----- Supplied material
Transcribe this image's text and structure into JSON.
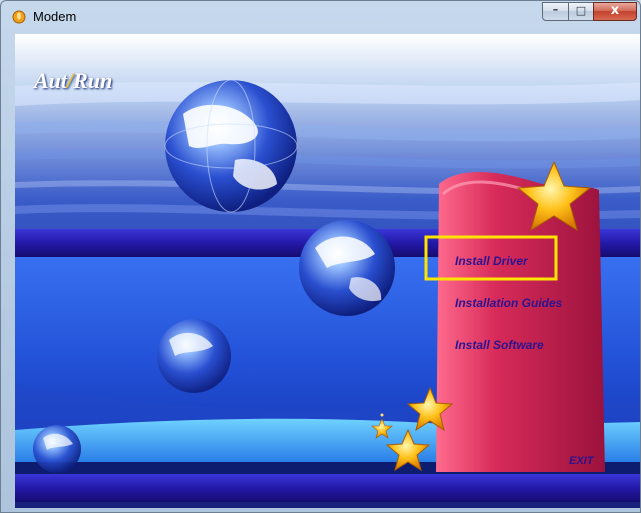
{
  "window": {
    "title": "Modem",
    "min_glyph": "–",
    "max_glyph": "□",
    "close_glyph": "x"
  },
  "autorun": {
    "logo_left": "Aut",
    "logo_slash": "/",
    "logo_right": "Run",
    "menu": {
      "install_driver": "Install Driver",
      "installation_guides": "Installation Guides",
      "install_software": "Install Software",
      "exit": "EXIT"
    },
    "highlight_color": "#ffe400",
    "panel_color": "#c0224f",
    "menu_text_color": "#2c1390"
  }
}
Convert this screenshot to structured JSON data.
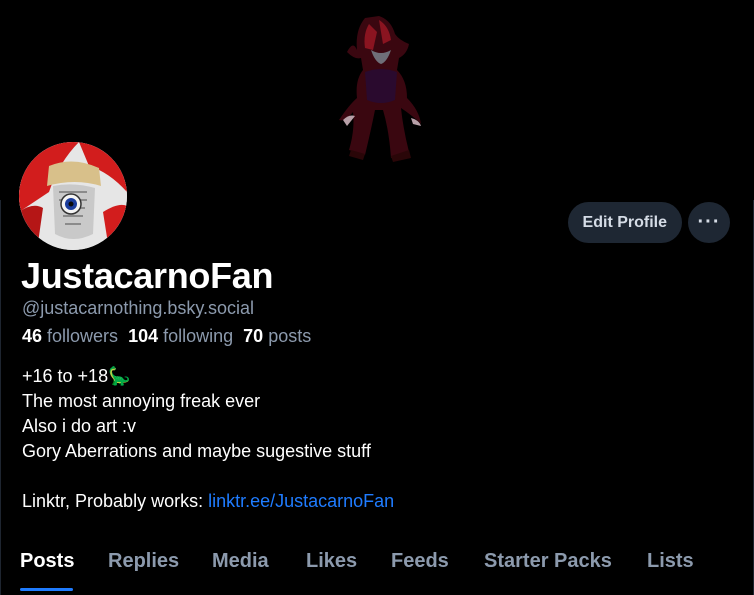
{
  "banner": {
    "icon": "banner-artwork"
  },
  "avatar": {
    "icon": "avatar-artwork"
  },
  "actions": {
    "edit_label": "Edit Profile",
    "more_label": "···"
  },
  "profile": {
    "display_name": "JustacarnoFan",
    "handle": "@justacarnothing.bsky.social",
    "followers_count": "46",
    "followers_label": "followers",
    "following_count": "104",
    "following_label": "following",
    "posts_count": "70",
    "posts_label": "posts"
  },
  "bio": {
    "line1": "+16 to +18🦕",
    "line2": "The most annoying freak ever",
    "line3": "Also i do art :v",
    "line4": "Gory Aberrations and maybe sugestive stuff",
    "line6_prefix": "Linktr, Probably works: ",
    "link": "linktr.ee/JustacarnoFan"
  },
  "tabs": [
    "Posts",
    "Replies",
    "Media",
    "Likes",
    "Feeds",
    "Starter Packs",
    "Lists"
  ],
  "colors": {
    "accent": "#1f7cff",
    "muted": "#8c9aad",
    "button_bg": "#1e2733"
  }
}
----------
■ Exercise description ■
From the listing above, collect each line in which the string "JSON" appears.

■ Response to this exercise ■
Transcribe this image's text and structure into JSON.
Convert this screenshot to structured JSON data.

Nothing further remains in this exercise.